--- Begin ---

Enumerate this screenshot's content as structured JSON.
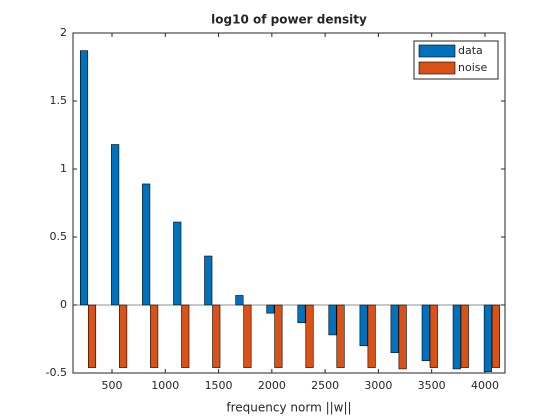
{
  "chart_data": {
    "type": "bar",
    "title": "log10 of power density",
    "xlabel": "frequency norm ||w||",
    "x": [
      275,
      567,
      858,
      1150,
      1441,
      1733,
      2024,
      2316,
      2607,
      2899,
      3190,
      3482,
      3773,
      4065
    ],
    "series": [
      {
        "name": "data",
        "color": "#0072bd",
        "values": [
          1.87,
          1.18,
          0.89,
          0.61,
          0.36,
          0.07,
          -0.06,
          -0.13,
          -0.22,
          -0.3,
          -0.35,
          -0.41,
          -0.47,
          -0.49
        ]
      },
      {
        "name": "noise",
        "color": "#d95319",
        "values": [
          -0.46,
          -0.46,
          -0.46,
          -0.46,
          -0.46,
          -0.46,
          -0.46,
          -0.46,
          -0.46,
          -0.46,
          -0.47,
          -0.46,
          -0.46,
          -0.46
        ]
      }
    ],
    "xlim": [
      134,
      4188
    ],
    "xticks": [
      500,
      1000,
      1500,
      2000,
      2500,
      3000,
      3500,
      4000
    ],
    "ylim": [
      -0.5,
      2
    ],
    "yticks": [
      -0.5,
      0,
      0.5,
      1,
      1.5,
      2
    ],
    "legend": "northeast"
  }
}
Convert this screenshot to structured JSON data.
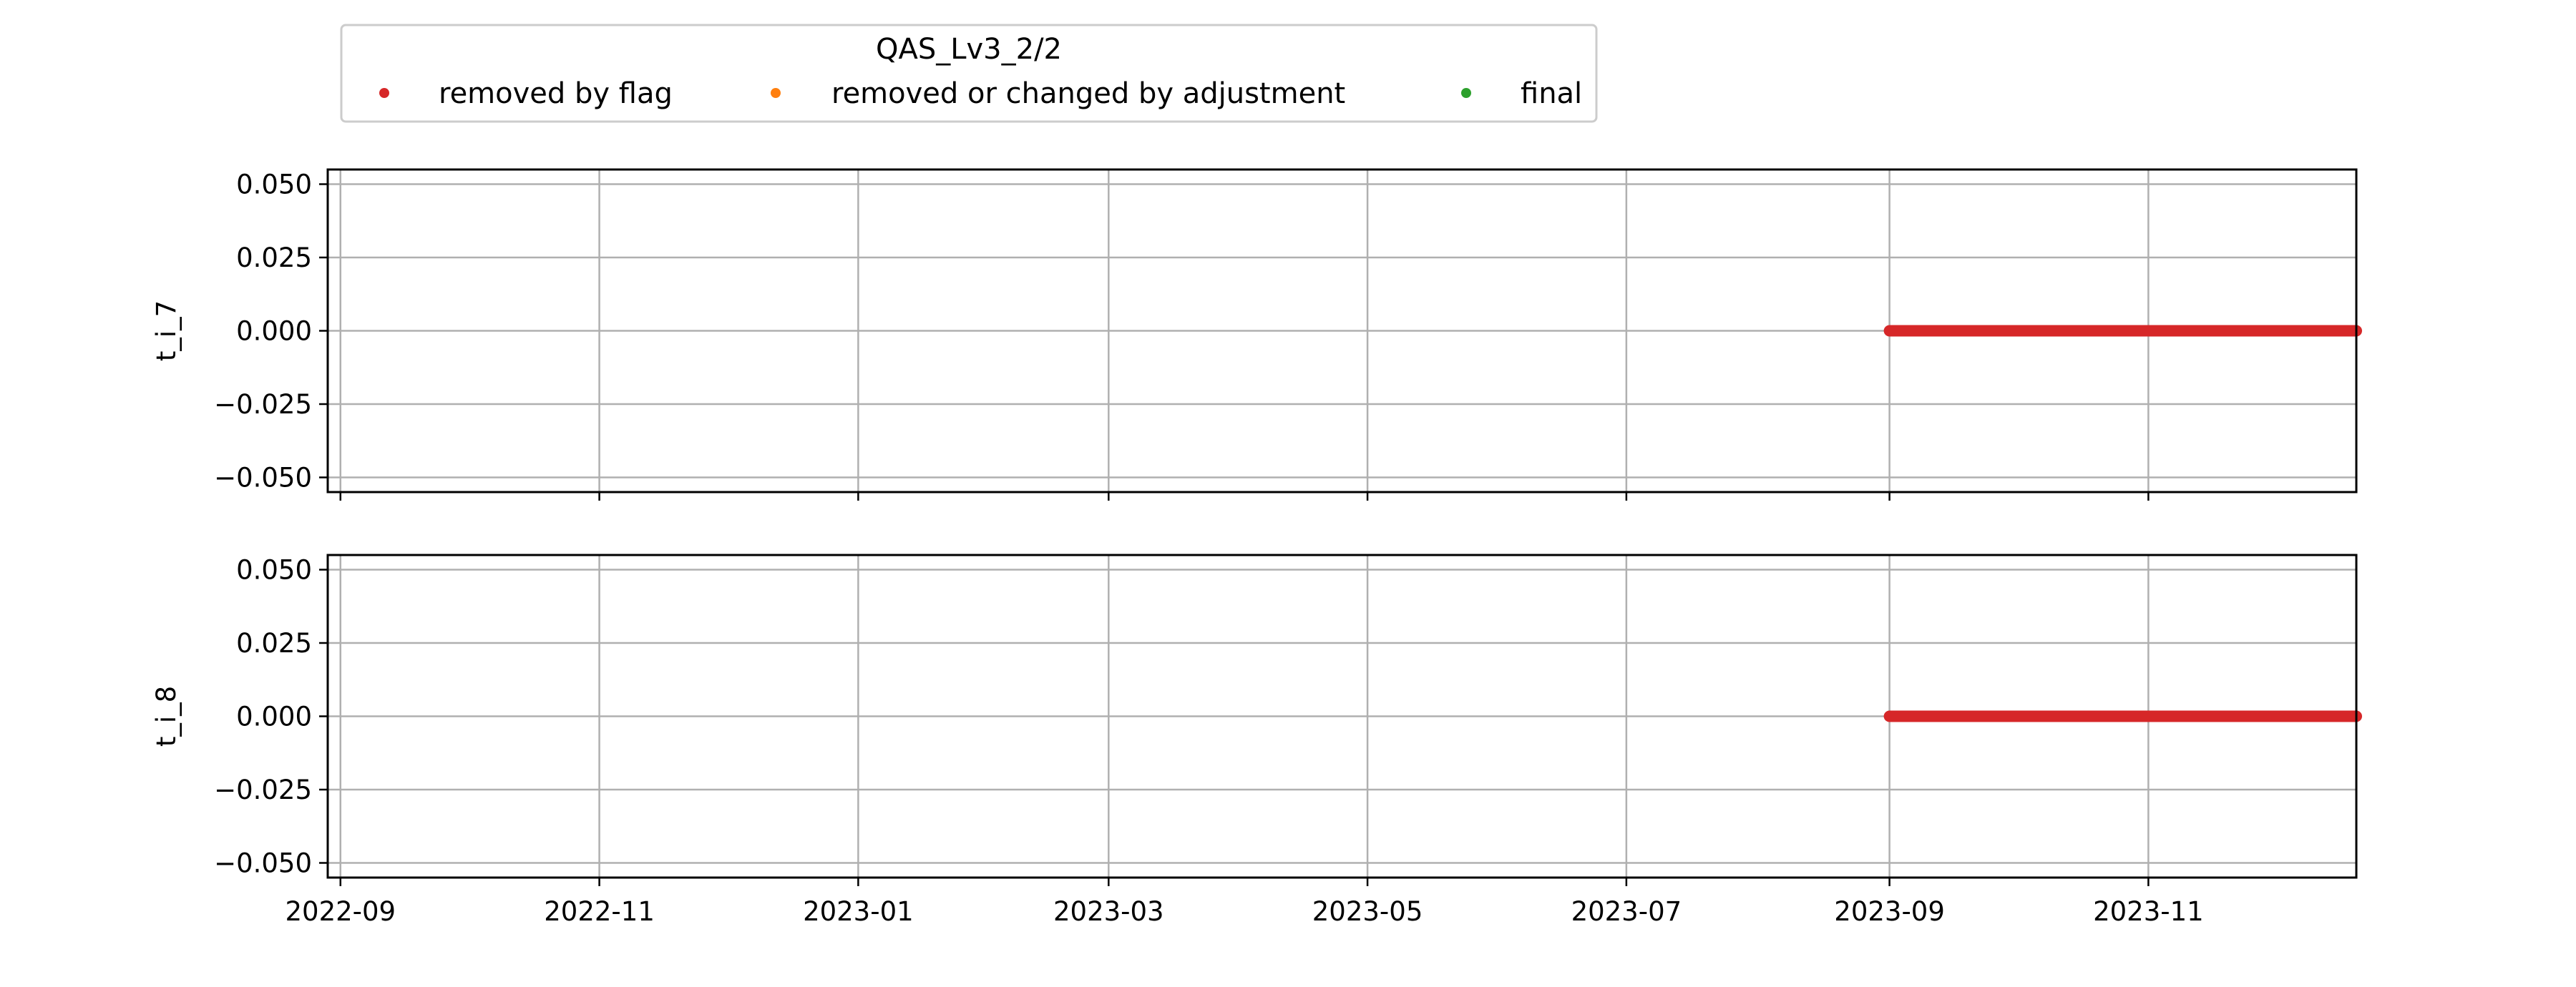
{
  "chart_data": {
    "type": "scatter",
    "legend": {
      "title": "QAS_Lv3_2/2",
      "placement": "top-left, above plots",
      "entries": [
        {
          "label": "removed by flag",
          "color": "#d62728"
        },
        {
          "label": "removed or changed by adjustment",
          "color": "#ff7f0e"
        },
        {
          "label": "final",
          "color": "#2ca02c"
        }
      ]
    },
    "xlim": [
      "2022-08-29",
      "2023-12-20"
    ],
    "x_ticks": [
      "2022-09",
      "2022-11",
      "2023-01",
      "2023-03",
      "2023-05",
      "2023-07",
      "2023-09",
      "2023-11"
    ],
    "x_tick_dates": [
      "2022-09-01",
      "2022-11-01",
      "2023-01-01",
      "2023-03-01",
      "2023-05-01",
      "2023-07-01",
      "2023-09-01",
      "2023-11-01"
    ],
    "grid": true,
    "panels": [
      {
        "ylabel": "t_i_7",
        "ylim": [
          -0.055,
          0.055
        ],
        "y_ticks": [
          "0.050",
          "0.025",
          "0.000",
          "−0.025",
          "−0.050"
        ],
        "y_tick_values": [
          0.05,
          0.025,
          0.0,
          -0.025,
          -0.05
        ],
        "series": [
          {
            "name": "removed by flag",
            "color": "#d62728",
            "x_start": "2023-09-01",
            "x_end": "2023-12-20",
            "y": 0.0
          }
        ]
      },
      {
        "ylabel": "t_i_8",
        "ylim": [
          -0.055,
          0.055
        ],
        "y_ticks": [
          "0.050",
          "0.025",
          "0.000",
          "−0.025",
          "−0.050"
        ],
        "y_tick_values": [
          0.05,
          0.025,
          0.0,
          -0.025,
          -0.05
        ],
        "series": [
          {
            "name": "removed by flag",
            "color": "#d62728",
            "x_start": "2023-09-01",
            "x_end": "2023-12-20",
            "y": 0.0
          }
        ]
      }
    ]
  }
}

--- End ---

## What the task requires
Take the listing above and print it exactly, apart from the pictures.

## In response
Enumerate this screenshot's content as structured JSON.
{
  "chart_data": {
    "type": "bar",
    "title": "log10 of power density",
    "xlabel": "frequency norm ||w||",
    "x": [
      275,
      567,
      858,
      1150,
      1441,
      1733,
      2024,
      2316,
      2607,
      2899,
      3190,
      3482,
      3773,
      4065
    ],
    "series": [
      {
        "name": "data",
        "color": "#0072bd",
        "values": [
          1.87,
          1.18,
          0.89,
          0.61,
          0.36,
          0.07,
          -0.06,
          -0.13,
          -0.22,
          -0.3,
          -0.35,
          -0.41,
          -0.47,
          -0.49
        ]
      },
      {
        "name": "noise",
        "color": "#d95319",
        "values": [
          -0.46,
          -0.46,
          -0.46,
          -0.46,
          -0.46,
          -0.46,
          -0.46,
          -0.46,
          -0.46,
          -0.46,
          -0.47,
          -0.46,
          -0.46,
          -0.46
        ]
      }
    ],
    "xlim": [
      134,
      4188
    ],
    "xticks": [
      500,
      1000,
      1500,
      2000,
      2500,
      3000,
      3500,
      4000
    ],
    "ylim": [
      -0.5,
      2
    ],
    "yticks": [
      -0.5,
      0,
      0.5,
      1,
      1.5,
      2
    ],
    "legend": "northeast"
  }
}
Convert this screenshot to structured JSON data.
{
  "chart_data": {
    "type": "scatter",
    "legend": {
      "title": "QAS_Lv3_2/2",
      "placement": "top-left, above plots",
      "entries": [
        {
          "label": "removed by flag",
          "color": "#d62728"
        },
        {
          "label": "removed or changed by adjustment",
          "color": "#ff7f0e"
        },
        {
          "label": "final",
          "color": "#2ca02c"
        }
      ]
    },
    "xlim": [
      "2022-08-29",
      "2023-12-20"
    ],
    "x_ticks": [
      "2022-09",
      "2022-11",
      "2023-01",
      "2023-03",
      "2023-05",
      "2023-07",
      "2023-09",
      "2023-11"
    ],
    "x_tick_dates": [
      "2022-09-01",
      "2022-11-01",
      "2023-01-01",
      "2023-03-01",
      "2023-05-01",
      "2023-07-01",
      "2023-09-01",
      "2023-11-01"
    ],
    "grid": true,
    "panels": [
      {
        "ylabel": "t_i_7",
        "ylim": [
          -0.055,
          0.055
        ],
        "y_ticks": [
          "0.050",
          "0.025",
          "0.000",
          "−0.025",
          "−0.050"
        ],
        "y_tick_values": [
          0.05,
          0.025,
          0.0,
          -0.025,
          -0.05
        ],
        "series": [
          {
            "name": "removed by flag",
            "color": "#d62728",
            "x_start": "2023-09-01",
            "x_end": "2023-12-20",
            "y": 0.0
          }
        ]
      },
      {
        "ylabel": "t_i_8",
        "ylim": [
          -0.055,
          0.055
        ],
        "y_ticks": [
          "0.050",
          "0.025",
          "0.000",
          "−0.025",
          "−0.050"
        ],
        "y_tick_values": [
          0.05,
          0.025,
          0.0,
          -0.025,
          -0.05
        ],
        "series": [
          {
            "name": "removed by flag",
            "color": "#d62728",
            "x_start": "2023-09-01",
            "x_end": "2023-12-20",
            "y": 0.0
          }
        ]
      }
    ]
  }
}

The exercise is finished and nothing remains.